#### [Text passage]
I should like to go back to the other reason given by the Minister. He said that there are other safeguards. He said that the National Capital Planning Committee has more authority than the Public Works Committee and that it had sub-committees, experts and all the rest of it. But let us has a look at the operation of the planning committee. For instance, will the Minister tell us how often it meets, for what periods it meets, and whether in effect it is able to take more than a supervisory interest in what is happening in Canberra? He also referred to the Parliamentary Joint Committee on the Australian Capital Territory which, of course, has no real authority; it is a completely advisory committee. It advises the Minister and he need not take any notice of its recommendations.

#### [Task 1]
Copy out the records word for word, everything from the start of the records down to the line containing "735, 1116, 782]", with both ends included.
The text and the records are unrelated to each other.

#### [Input rows]
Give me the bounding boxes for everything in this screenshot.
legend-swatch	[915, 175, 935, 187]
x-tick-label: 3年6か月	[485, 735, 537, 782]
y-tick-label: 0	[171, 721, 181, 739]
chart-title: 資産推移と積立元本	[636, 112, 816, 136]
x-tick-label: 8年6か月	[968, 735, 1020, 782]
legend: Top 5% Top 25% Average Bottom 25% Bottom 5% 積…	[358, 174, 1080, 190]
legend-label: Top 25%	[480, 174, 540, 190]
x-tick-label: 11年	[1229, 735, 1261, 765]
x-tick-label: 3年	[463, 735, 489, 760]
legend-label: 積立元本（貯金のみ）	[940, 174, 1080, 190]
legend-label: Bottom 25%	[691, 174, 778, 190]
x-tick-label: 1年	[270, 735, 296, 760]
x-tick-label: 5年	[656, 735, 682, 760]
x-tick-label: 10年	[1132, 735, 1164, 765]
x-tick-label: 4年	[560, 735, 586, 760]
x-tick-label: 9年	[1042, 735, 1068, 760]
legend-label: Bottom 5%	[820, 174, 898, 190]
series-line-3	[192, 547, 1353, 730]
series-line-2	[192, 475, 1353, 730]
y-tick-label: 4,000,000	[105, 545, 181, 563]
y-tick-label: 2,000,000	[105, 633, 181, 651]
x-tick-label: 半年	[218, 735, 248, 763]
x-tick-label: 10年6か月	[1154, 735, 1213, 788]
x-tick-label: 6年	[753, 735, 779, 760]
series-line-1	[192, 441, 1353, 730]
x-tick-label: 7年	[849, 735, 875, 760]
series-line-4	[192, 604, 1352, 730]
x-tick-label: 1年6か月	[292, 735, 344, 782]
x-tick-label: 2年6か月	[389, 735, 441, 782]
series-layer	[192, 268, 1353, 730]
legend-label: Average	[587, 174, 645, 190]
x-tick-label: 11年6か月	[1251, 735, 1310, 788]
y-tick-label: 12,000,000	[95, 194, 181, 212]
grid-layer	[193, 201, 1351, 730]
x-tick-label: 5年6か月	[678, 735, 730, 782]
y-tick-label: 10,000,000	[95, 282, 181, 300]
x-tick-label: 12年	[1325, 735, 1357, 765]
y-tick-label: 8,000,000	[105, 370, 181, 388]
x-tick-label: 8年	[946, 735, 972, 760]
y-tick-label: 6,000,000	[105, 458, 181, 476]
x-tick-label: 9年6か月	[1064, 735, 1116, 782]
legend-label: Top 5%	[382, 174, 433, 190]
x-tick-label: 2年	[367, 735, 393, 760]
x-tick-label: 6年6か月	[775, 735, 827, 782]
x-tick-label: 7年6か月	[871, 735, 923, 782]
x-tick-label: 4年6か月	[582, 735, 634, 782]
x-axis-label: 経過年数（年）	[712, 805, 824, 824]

#### [Task 2]
Rewrite everything in the debate passage from "I should like" down to "of its recommendations.", putting "the national capital" in place of "Canberra".

#### [Worked solution 1]
Give me the bounding boxes for everything in this screenshot.
legend-swatch	[915, 175, 935, 187]
x-tick-label: 3年6か月	[485, 735, 537, 782]
y-tick-label: 0	[171, 721, 181, 739]
chart-title: 資産推移と積立元本	[636, 112, 816, 136]
x-tick-label: 8年6か月	[968, 735, 1020, 782]
legend: Top 5% Top 25% Average Bottom 25% Bottom 5% 積…	[358, 174, 1080, 190]
legend-label: Top 25%	[480, 174, 540, 190]
x-tick-label: 11年	[1229, 735, 1261, 765]
x-tick-label: 3年	[463, 735, 489, 760]
legend-label: 積立元本（貯金のみ）	[940, 174, 1080, 190]
legend-label: Bottom 25%	[691, 174, 778, 190]
x-tick-label: 1年	[270, 735, 296, 760]
x-tick-label: 5年	[656, 735, 682, 760]
x-tick-label: 10年	[1132, 735, 1164, 765]
x-tick-label: 4年	[560, 735, 586, 760]
x-tick-label: 9年	[1042, 735, 1068, 760]
legend-label: Bottom 5%	[820, 174, 898, 190]
series-line-3	[192, 547, 1353, 730]
series-line-2	[192, 475, 1353, 730]
y-tick-label: 4,000,000	[105, 545, 181, 563]
y-tick-label: 2,000,000	[105, 633, 181, 651]
x-tick-label: 半年	[218, 735, 248, 763]
x-tick-label: 10年6か月	[1154, 735, 1213, 788]
x-tick-label: 6年	[753, 735, 779, 760]
series-line-1	[192, 441, 1353, 730]
x-tick-label: 7年	[849, 735, 875, 760]
series-line-4	[192, 604, 1352, 730]
x-tick-label: 1年6か月	[292, 735, 344, 782]
x-tick-label: 2年6か月	[389, 735, 441, 782]
series-layer	[192, 268, 1353, 730]
legend-label: Average	[587, 174, 645, 190]
x-tick-label: 11年6か月	[1251, 735, 1310, 788]
y-tick-label: 12,000,000	[95, 194, 181, 212]
grid-layer	[193, 201, 1351, 730]
x-tick-label: 5年6か月	[678, 735, 730, 782]
y-tick-label: 10,000,000	[95, 282, 181, 300]
x-tick-label: 12年	[1325, 735, 1357, 765]
y-tick-label: 8,000,000	[105, 370, 181, 388]
x-tick-label: 8年	[946, 735, 972, 760]
y-tick-label: 6,000,000	[105, 458, 181, 476]
x-tick-label: 9年6か月	[1064, 735, 1116, 782]

#### [Worked solution 2]
I should like to go back to the other reason given by the Minister. He said that there are other safeguards. He said that the National Capital Planning Committee has more authority than the Public Works Committee and that it had sub-committees, experts and all the rest of it. But let us has a look at the operation of the planning committee. For instance, will the Minister tell us how often it meets, for what periods it meets, and whether in effect it is able to take more than a supervisory interest in what is happening in the national capital? He also referred to the Parliamentary Joint Committee on the Australian Capital Territory which, of course, has no real authority; it is a completely advisory committee. It advises the Minister and he need not take any notice of its recommendations.